--- EXERCISE 1 ---
Rewrite the Mid-county Memo text starting at "Local businesses provide" and ending at "number is 503-249-7672.", swapping "Tuesday, March 15" for "Friday, March 18".
--- EXERCISE 2 ---
In the Mid-county Memo text, where did Leah Rodgers and Ryan Miller meet?

---------- PROVIDED PASSAGE

Local businesses provide employment for area residents and products and services close to home. Mid-county Memo Business Memos celebrate news, advancements, promotions, retirements, expansions and other noteworthy events at these cornerstones of our community. To share news of your business with our readers, Business Memo submissions for the April issue are due by Tuesday, March 15.
For best results, e-mail Darlene Vinson at email@example.com. You may also mail submissions to 3510 N.E. 134th Ave., Portland, OR 97230. To leave a phone message, dial 503-287-8904. The Mid-county Memo fax number is 503-249-7672.
A farm in our backyard
Something exceptional is happening right here in our own backyard. Leah Rodgers and Ryan Miller, owners of Rockwood Urban Farm, are raising a bounty of vegetables, herbs, flowers and fruit at 13949 S.E. Stark St. A native Oregonian, Miller hails from Silverton, while Rodgers grew up on the East Coast in Maryland. She managed the edible landscapes of McMenamins Edgefield for seven years, where she and Miller met. They joined forces in 2013 to start Rockwood Urban Farm.

--------------------
---------- EXCERPTED RECORDS

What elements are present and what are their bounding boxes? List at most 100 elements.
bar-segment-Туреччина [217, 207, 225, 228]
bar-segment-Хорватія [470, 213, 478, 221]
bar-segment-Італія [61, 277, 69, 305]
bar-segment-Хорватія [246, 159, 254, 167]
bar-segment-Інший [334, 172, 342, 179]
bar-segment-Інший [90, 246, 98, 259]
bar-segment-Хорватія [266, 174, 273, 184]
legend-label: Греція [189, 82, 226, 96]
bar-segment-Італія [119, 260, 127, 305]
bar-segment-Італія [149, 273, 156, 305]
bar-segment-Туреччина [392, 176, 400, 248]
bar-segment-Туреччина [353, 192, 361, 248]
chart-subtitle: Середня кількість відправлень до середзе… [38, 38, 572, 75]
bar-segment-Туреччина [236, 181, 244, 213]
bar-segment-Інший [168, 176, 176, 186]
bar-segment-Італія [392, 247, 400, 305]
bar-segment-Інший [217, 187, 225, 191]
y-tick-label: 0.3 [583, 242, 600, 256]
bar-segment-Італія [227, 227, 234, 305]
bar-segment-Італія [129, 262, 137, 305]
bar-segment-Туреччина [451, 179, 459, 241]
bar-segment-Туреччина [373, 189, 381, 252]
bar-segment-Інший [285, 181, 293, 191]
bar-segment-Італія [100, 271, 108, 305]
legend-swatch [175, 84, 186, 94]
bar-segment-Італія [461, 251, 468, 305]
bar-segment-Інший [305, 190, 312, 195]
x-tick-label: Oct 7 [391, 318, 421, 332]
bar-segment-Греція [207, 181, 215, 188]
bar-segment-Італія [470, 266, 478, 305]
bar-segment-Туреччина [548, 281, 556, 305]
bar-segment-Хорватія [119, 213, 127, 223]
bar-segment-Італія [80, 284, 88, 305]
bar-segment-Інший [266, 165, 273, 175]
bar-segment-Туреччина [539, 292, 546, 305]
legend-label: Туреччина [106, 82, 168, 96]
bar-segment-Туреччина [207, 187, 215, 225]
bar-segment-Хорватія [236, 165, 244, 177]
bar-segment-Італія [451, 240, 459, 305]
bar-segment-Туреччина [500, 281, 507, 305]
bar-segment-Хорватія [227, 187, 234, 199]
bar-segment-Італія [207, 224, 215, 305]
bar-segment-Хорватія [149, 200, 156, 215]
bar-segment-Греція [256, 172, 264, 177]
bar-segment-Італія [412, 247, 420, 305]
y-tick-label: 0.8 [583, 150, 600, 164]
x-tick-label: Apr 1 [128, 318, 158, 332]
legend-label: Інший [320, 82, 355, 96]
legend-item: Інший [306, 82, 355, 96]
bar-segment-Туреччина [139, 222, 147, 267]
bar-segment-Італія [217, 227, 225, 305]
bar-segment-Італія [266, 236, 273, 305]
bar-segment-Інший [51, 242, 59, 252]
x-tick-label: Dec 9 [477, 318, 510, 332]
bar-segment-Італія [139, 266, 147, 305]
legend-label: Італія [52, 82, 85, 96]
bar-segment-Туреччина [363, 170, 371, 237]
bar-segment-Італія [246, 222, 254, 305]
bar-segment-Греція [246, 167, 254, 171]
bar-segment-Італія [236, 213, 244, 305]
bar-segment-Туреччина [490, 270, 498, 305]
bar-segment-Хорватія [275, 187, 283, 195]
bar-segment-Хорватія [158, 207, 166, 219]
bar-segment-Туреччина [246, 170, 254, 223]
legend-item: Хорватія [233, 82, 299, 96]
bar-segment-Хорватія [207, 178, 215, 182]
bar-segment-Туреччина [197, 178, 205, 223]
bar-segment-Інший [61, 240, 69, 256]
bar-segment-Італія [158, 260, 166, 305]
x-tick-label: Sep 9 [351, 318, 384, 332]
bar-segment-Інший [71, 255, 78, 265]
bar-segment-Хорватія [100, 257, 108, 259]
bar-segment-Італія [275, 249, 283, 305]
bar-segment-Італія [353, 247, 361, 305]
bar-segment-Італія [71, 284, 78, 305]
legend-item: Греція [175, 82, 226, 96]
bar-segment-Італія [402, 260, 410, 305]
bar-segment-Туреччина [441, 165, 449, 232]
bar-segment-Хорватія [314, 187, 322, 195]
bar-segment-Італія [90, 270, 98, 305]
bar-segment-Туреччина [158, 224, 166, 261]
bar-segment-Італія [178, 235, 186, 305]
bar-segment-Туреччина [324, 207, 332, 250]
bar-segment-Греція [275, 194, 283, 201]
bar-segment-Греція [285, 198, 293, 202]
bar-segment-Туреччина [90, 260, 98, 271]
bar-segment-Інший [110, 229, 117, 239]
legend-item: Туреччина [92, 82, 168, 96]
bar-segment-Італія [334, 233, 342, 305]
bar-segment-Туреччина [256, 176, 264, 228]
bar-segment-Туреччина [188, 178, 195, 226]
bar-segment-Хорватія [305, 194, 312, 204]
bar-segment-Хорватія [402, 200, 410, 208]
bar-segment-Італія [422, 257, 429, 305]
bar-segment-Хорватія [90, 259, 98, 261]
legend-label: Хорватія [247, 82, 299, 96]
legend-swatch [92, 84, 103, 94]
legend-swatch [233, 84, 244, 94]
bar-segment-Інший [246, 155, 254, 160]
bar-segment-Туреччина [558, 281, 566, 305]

--------------------

--- YOUR SOLUTION 1 ---
Local businesses provide employment for area residents and products and services close to home. Mid-county Memo Business Memos celebrate news, advancements, promotions, retirements, expansions and other noteworthy events at these cornerstones of our community. To share news of your business with our readers, Business Memo submissions for the April issue are due by Friday, March 18.
For best results, e-mail Darlene Vinson at email@example.com. You may also mail submissions to 3510 N.E. 134th Ave., Portland, OR 97230. To leave a phone message, dial 503-287-8904. The Mid-county Memo fax number is 503-249-7672.

--- YOUR SOLUTION 2 ---
They met at McMenamins Edgefield.